Records from a dataset:
● ● ● ● ●
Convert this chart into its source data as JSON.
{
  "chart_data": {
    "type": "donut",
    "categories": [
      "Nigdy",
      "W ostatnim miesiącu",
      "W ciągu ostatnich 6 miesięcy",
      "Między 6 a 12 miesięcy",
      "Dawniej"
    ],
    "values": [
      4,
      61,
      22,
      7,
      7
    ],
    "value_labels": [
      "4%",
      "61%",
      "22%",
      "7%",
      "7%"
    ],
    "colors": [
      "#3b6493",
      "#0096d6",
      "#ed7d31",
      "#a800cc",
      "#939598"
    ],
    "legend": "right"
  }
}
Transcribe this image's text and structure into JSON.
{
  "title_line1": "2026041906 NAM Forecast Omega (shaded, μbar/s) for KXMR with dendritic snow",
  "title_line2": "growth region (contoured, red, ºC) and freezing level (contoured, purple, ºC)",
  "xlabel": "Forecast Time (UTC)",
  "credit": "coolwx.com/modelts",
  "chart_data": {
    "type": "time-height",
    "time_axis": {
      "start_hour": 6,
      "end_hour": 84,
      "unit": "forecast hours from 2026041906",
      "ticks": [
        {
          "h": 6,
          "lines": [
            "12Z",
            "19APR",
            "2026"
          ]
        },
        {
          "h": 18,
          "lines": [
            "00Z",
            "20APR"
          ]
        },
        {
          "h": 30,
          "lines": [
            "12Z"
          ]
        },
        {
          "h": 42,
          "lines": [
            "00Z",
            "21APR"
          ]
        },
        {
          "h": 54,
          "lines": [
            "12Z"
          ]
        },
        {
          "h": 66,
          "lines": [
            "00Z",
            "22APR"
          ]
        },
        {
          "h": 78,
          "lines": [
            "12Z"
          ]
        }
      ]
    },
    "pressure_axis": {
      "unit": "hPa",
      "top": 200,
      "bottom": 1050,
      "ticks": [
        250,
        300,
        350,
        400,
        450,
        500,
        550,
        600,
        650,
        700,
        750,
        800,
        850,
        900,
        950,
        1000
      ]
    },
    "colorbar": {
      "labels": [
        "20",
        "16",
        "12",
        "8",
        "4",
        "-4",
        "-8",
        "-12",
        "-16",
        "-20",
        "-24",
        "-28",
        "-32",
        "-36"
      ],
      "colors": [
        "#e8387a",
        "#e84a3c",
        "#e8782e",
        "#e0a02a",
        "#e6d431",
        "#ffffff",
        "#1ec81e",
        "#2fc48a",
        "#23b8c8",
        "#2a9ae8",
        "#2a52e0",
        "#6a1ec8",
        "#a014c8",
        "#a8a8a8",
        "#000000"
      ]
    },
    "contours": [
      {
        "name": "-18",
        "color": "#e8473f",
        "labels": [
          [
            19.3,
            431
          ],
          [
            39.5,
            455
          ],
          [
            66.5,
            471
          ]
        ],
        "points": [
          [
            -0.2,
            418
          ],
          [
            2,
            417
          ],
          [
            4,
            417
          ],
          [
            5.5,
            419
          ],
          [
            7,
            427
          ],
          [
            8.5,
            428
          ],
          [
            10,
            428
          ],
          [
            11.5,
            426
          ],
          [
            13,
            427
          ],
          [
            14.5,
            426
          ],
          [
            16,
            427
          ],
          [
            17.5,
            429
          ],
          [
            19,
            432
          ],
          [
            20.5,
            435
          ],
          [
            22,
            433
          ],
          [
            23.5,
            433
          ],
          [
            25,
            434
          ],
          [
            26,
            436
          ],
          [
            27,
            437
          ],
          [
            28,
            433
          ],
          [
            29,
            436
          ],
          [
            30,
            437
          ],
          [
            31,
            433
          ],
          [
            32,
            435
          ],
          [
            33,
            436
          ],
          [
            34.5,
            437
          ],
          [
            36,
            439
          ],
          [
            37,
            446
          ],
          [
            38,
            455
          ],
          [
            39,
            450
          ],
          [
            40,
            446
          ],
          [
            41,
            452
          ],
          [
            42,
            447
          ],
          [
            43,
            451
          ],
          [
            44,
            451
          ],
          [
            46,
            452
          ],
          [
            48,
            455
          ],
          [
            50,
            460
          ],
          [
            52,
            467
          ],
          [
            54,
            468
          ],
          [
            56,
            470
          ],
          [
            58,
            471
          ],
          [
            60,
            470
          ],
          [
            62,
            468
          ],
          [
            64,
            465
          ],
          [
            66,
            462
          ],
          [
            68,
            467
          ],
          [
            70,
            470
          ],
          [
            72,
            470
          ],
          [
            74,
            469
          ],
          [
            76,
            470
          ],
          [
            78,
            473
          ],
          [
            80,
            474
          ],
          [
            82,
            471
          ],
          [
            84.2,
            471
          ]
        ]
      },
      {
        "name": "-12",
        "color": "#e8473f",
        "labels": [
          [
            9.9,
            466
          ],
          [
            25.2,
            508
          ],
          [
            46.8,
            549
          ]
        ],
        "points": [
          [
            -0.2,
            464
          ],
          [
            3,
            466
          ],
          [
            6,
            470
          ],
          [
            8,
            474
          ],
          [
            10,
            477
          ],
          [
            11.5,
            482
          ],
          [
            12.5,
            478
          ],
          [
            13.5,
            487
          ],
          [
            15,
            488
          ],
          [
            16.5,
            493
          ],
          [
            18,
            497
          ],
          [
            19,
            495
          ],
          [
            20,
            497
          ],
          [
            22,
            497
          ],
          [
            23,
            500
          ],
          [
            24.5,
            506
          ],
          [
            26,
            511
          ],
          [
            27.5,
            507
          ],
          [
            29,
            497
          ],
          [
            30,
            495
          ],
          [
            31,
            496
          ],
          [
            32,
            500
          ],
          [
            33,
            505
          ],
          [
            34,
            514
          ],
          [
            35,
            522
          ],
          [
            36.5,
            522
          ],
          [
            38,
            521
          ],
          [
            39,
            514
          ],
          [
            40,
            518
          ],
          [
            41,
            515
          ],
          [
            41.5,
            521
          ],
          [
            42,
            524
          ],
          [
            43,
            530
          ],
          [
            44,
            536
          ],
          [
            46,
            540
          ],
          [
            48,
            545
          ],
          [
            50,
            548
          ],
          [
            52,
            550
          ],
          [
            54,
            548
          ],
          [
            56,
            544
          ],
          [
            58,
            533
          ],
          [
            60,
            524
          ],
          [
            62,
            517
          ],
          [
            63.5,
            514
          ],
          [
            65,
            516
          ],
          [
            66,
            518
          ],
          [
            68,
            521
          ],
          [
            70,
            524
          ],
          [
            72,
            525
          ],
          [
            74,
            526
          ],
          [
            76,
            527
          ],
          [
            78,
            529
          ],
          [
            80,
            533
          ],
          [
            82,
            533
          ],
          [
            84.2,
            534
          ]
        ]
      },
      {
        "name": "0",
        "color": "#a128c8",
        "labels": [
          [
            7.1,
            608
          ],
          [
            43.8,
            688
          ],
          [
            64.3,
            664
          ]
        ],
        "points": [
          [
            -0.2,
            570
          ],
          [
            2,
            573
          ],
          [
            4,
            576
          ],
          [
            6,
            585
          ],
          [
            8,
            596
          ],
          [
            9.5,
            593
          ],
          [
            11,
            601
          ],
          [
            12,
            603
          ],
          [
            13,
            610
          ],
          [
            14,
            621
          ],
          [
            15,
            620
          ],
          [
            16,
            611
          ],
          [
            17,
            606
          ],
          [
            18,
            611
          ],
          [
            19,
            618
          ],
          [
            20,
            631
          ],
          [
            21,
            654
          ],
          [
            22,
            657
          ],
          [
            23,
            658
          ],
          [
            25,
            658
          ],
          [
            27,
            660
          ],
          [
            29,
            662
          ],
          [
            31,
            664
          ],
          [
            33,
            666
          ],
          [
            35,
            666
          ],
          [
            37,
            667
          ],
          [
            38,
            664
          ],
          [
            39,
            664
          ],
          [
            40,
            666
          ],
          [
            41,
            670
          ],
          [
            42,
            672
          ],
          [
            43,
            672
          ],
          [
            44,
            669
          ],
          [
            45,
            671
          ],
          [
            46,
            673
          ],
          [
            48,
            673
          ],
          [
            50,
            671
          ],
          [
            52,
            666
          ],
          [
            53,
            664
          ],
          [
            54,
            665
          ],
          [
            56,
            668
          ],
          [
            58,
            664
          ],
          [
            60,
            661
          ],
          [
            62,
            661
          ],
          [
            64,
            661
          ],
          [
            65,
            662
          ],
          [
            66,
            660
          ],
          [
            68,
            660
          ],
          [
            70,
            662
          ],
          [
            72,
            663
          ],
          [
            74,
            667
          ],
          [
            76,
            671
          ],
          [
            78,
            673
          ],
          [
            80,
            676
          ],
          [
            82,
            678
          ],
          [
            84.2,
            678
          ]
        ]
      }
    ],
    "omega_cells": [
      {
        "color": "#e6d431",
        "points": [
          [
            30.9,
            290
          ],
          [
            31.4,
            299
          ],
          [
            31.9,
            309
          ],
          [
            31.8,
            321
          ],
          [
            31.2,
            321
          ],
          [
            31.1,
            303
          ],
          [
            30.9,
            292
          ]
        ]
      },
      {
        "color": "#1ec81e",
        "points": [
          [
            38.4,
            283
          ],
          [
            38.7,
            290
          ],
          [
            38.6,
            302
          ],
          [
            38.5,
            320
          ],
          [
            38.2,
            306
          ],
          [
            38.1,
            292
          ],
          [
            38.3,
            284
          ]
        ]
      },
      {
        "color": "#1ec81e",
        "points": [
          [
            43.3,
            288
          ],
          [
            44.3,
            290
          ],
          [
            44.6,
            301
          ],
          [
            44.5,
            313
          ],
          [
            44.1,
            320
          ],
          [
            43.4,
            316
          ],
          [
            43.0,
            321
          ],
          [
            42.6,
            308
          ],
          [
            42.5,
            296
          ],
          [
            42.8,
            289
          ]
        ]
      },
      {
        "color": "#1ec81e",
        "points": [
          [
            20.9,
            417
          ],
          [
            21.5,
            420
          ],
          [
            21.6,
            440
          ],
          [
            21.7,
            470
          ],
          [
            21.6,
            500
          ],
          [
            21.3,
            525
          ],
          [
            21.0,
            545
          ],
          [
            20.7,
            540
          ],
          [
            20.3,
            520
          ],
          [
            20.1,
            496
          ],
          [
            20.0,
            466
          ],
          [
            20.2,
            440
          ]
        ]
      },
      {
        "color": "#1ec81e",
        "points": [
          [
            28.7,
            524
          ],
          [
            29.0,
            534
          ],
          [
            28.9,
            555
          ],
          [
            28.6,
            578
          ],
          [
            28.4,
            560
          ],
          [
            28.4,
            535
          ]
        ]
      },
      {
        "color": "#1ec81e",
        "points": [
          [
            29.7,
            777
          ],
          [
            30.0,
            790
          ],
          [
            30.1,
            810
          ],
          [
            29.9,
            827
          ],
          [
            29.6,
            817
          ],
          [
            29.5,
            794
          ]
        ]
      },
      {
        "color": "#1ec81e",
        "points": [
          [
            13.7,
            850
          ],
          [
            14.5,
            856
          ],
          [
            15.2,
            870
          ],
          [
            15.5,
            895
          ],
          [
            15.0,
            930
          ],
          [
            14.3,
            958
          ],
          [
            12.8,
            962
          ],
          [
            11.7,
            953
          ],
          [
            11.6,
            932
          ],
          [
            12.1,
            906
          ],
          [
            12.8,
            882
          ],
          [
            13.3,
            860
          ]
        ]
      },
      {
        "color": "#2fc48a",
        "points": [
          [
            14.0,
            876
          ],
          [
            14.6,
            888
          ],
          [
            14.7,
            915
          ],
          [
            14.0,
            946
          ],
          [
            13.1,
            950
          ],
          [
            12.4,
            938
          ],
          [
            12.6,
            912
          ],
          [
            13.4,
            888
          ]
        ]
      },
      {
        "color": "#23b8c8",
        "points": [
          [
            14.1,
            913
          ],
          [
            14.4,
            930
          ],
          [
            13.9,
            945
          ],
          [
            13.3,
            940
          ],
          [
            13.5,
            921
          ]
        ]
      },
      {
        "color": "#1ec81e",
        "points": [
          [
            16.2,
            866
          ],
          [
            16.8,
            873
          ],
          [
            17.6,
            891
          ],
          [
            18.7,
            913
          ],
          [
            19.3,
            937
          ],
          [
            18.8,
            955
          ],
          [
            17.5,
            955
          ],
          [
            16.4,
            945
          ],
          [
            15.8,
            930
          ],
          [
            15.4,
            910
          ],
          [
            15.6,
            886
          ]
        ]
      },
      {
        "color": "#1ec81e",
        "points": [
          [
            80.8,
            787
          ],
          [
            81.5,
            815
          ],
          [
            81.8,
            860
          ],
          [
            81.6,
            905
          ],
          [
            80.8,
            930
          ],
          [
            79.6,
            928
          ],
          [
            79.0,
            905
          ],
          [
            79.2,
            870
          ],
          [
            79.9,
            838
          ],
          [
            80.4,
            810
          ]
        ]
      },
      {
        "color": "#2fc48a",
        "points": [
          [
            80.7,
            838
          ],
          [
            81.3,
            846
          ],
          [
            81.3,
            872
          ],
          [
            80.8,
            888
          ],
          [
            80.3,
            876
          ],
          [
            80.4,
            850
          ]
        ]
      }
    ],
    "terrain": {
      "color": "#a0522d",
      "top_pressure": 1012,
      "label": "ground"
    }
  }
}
● ● ● ● ●
* Written problem
Select and copy every line from the records that includes the word "this".

* Full answer
Convert this chart into its source data as JSON.
Transcribe this image's text and structure into JSON.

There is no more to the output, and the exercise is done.